GOAL: Within the records that follow, find every line containing the string "Hong". Copy those lines.

Extracted records:
- - -

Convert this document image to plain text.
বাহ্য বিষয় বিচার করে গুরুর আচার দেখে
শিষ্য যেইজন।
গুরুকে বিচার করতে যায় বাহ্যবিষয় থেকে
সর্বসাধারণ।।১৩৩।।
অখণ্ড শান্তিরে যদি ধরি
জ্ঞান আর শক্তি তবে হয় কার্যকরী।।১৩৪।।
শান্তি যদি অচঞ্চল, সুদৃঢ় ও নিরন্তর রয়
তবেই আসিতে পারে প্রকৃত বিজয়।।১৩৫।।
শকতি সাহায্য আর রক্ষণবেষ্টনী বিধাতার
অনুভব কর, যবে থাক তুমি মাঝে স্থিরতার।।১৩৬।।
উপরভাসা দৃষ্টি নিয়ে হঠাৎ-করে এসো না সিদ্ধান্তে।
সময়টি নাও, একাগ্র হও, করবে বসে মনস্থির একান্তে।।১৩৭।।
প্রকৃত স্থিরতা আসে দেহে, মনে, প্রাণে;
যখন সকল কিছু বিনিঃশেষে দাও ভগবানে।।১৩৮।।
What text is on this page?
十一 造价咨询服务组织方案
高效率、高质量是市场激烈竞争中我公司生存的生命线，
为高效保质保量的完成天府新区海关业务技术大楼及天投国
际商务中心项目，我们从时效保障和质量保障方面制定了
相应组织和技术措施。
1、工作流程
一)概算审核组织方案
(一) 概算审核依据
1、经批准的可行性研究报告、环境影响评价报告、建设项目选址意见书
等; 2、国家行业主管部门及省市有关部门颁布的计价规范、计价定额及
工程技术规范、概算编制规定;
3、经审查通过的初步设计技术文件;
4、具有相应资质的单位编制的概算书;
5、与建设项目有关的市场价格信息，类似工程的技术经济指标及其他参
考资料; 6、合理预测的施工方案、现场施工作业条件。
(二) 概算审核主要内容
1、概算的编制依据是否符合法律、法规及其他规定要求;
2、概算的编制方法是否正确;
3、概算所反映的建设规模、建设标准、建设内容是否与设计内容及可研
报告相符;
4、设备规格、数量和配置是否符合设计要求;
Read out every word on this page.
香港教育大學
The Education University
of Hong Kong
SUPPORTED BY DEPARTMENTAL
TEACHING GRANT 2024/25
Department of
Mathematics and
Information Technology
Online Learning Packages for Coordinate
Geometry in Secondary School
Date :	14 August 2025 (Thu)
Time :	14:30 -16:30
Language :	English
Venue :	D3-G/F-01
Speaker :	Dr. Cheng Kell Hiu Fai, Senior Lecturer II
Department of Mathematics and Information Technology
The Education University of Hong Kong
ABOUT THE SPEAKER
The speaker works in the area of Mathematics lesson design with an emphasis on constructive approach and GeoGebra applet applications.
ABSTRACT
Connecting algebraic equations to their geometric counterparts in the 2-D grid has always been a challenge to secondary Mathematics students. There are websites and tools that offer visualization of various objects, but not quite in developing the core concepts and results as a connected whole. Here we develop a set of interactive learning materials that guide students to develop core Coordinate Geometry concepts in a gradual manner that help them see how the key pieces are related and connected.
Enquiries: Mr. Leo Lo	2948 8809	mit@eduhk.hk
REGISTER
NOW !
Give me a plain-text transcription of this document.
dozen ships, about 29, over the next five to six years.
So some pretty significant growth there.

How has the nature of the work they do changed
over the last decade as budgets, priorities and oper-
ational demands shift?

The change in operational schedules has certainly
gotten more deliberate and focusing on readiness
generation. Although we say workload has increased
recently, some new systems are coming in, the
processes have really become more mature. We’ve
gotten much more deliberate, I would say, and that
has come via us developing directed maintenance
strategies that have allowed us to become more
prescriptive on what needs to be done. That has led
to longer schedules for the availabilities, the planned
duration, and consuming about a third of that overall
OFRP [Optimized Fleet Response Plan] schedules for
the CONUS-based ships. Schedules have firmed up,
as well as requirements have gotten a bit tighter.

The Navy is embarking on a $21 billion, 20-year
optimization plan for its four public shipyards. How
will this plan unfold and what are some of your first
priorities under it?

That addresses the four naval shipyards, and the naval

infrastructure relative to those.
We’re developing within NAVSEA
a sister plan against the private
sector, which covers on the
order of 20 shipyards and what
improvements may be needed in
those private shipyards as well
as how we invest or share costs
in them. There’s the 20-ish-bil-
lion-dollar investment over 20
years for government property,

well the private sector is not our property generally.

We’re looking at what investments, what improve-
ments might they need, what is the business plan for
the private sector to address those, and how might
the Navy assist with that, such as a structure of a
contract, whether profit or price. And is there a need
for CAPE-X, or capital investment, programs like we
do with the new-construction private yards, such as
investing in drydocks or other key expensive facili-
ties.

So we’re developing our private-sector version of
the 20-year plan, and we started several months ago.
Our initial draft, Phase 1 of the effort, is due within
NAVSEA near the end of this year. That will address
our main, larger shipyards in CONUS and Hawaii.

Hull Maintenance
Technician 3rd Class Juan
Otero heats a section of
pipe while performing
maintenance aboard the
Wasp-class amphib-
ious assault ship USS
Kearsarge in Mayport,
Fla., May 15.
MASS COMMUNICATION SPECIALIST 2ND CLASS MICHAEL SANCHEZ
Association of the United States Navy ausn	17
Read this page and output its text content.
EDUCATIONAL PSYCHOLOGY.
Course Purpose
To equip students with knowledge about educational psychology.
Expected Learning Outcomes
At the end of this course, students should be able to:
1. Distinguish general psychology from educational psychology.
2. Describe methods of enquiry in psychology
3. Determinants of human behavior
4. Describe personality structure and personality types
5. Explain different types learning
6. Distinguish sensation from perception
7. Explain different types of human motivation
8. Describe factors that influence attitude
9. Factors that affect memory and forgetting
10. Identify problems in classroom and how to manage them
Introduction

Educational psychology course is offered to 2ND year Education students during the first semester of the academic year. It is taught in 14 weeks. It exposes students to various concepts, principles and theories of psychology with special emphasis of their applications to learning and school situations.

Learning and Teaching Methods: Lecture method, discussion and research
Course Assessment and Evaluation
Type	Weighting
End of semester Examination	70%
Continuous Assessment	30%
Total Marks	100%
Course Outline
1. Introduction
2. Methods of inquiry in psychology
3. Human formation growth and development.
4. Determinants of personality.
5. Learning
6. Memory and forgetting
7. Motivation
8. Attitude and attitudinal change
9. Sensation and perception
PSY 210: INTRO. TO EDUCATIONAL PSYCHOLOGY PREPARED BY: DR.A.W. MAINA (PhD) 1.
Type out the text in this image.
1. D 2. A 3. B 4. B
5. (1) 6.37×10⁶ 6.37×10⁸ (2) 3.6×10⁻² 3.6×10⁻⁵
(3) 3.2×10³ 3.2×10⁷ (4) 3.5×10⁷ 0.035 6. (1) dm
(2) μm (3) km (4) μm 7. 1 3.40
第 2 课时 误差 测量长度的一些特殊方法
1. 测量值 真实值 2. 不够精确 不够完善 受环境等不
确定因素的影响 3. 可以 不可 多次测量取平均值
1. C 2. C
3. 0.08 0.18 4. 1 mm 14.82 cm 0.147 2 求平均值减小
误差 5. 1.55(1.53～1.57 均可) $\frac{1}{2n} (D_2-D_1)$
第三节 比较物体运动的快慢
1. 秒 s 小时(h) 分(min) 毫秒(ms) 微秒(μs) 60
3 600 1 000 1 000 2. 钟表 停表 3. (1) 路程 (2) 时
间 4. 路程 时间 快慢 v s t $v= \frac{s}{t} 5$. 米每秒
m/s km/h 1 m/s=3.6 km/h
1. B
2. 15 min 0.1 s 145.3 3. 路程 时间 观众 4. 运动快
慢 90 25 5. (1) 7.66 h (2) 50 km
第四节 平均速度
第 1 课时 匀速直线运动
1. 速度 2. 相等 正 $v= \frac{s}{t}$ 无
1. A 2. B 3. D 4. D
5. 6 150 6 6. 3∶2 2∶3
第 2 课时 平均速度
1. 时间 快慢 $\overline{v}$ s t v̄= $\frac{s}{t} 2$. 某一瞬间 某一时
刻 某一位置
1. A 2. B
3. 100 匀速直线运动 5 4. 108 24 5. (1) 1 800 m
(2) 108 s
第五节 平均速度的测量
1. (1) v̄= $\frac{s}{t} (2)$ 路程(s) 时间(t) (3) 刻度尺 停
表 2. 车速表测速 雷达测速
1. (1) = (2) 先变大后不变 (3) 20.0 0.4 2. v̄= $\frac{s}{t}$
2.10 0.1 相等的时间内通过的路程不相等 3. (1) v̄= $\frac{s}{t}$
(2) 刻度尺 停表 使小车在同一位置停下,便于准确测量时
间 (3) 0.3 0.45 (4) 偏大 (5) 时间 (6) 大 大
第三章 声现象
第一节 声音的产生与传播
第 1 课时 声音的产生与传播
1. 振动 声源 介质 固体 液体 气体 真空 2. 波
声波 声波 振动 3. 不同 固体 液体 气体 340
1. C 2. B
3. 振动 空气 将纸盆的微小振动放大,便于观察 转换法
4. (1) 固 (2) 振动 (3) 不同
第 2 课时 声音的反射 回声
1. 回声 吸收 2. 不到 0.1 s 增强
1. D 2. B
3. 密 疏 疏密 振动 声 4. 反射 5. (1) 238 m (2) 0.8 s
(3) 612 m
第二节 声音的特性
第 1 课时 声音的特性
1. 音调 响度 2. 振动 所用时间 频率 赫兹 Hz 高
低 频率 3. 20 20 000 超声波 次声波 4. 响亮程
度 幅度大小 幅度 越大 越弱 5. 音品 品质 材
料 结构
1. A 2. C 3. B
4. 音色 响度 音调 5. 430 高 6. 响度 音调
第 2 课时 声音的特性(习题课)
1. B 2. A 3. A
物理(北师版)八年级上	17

- - -

ANSWER:
of Hong Kong
The Education University of Hong Kong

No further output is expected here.